**WHAT TO WORK ON**
Your task is to restate the data word for word.

Rows from a figure dataset:
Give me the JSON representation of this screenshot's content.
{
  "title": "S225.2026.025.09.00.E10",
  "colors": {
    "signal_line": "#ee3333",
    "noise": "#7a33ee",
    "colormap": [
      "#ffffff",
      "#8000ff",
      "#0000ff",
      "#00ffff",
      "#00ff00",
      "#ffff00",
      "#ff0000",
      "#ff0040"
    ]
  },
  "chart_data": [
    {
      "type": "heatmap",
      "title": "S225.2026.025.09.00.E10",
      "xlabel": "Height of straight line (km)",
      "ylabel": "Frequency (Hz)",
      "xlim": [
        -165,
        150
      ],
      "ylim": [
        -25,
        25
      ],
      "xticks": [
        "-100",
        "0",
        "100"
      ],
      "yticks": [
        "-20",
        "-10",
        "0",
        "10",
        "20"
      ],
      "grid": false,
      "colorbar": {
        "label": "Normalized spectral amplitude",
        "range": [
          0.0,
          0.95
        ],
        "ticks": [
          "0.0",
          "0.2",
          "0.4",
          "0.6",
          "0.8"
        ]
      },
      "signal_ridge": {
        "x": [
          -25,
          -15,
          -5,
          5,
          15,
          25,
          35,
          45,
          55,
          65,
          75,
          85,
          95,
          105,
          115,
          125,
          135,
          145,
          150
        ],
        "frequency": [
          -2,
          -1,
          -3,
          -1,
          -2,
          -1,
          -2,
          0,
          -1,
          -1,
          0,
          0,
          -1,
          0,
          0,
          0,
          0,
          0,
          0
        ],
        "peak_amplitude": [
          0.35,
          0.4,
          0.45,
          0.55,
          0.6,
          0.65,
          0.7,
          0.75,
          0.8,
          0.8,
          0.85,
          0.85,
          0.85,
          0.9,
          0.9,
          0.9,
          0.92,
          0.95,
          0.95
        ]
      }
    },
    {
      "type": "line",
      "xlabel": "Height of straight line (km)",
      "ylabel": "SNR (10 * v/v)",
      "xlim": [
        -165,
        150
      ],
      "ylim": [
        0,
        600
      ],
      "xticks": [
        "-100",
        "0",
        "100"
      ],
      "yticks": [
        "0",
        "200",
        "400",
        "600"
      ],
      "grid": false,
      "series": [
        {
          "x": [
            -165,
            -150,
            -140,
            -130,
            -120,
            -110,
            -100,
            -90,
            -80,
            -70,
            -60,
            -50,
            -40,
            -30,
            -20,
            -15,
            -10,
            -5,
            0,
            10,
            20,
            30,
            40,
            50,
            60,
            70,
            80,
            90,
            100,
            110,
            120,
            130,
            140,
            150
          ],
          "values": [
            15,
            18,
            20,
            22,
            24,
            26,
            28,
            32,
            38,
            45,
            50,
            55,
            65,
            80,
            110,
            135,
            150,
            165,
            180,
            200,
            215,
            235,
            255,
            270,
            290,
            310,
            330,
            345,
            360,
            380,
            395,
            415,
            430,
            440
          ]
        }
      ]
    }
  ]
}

**RESULT FOR THIS EXERCISE**
Give me the JSON representation of this screenshot's content.
{
  "title": "S225.2026.025.09.00.E10",
  "colors": {
    "signal_line": "#ee3333",
    "noise": "#7a33ee",
    "colormap": [
      "#ffffff",
      "#8000ff",
      "#0000ff",
      "#00ffff",
      "#00ff00",
      "#ffff00",
      "#ff0000",
      "#ff0040"
    ]
  },
  "chart_data": [
    {
      "type": "heatmap",
      "title": "S225.2026.025.09.00.E10",
      "xlabel": "Height of straight line (km)",
      "ylabel": "Frequency (Hz)",
      "xlim": [
        -165,
        150
      ],
      "ylim": [
        -25,
        25
      ],
      "xticks": [
        "-100",
        "0",
        "100"
      ],
      "yticks": [
        "-20",
        "-10",
        "0",
        "10",
        "20"
      ],
      "grid": false,
      "colorbar": {
        "label": "Normalized spectral amplitude",
        "range": [
          0.0,
          0.95
        ],
        "ticks": [
          "0.0",
          "0.2",
          "0.4",
          "0.6",
          "0.8"
        ]
      },
      "signal_ridge": {
        "x": [
          -25,
          -15,
          -5,
          5,
          15,
          25,
          35,
          45,
          55,
          65,
          75,
          85,
          95,
          105,
          115,
          125,
          135,
          145,
          150
        ],
        "frequency": [
          -2,
          -1,
          -3,
          -1,
          -2,
          -1,
          -2,
          0,
          -1,
          -1,
          0,
          0,
          -1,
          0,
          0,
          0,
          0,
          0,
          0
        ],
        "peak_amplitude": [
          0.35,
          0.4,
          0.45,
          0.55,
          0.6,
          0.65,
          0.7,
          0.75,
          0.8,
          0.8,
          0.85,
          0.85,
          0.85,
          0.9,
          0.9,
          0.9,
          0.92,
          0.95,
          0.95
        ]
      }
    },
    {
      "type": "line",
      "xlabel": "Height of straight line (km)",
      "ylabel": "SNR (10 * v/v)",
      "xlim": [
        -165,
        150
      ],
      "ylim": [
        0,
        600
      ],
      "xticks": [
        "-100",
        "0",
        "100"
      ],
      "yticks": [
        "0",
        "200",
        "400",
        "600"
      ],
      "grid": false,
      "series": [
        {
          "x": [
            -165,
            -150,
            -140,
            -130,
            -120,
            -110,
            -100,
            -90,
            -80,
            -70,
            -60,
            -50,
            -40,
            -30,
            -20,
            -15,
            -10,
            -5,
            0,
            10,
            20,
            30,
            40,
            50,
            60,
            70,
            80,
            90,
            100,
            110,
            120,
            130,
            140,
            150
          ],
          "values": [
            15,
            18,
            20,
            22,
            24,
            26,
            28,
            32,
            38,
            45,
            50,
            55,
            65,
            80,
            110,
            135,
            150,
            165,
            180,
            200,
            215,
            235,
            255,
            270,
            290,
            310,
            330,
            345,
            360,
            380,
            395,
            415,
            430,
            440
          ]
        }
      ]
    }
  ]
}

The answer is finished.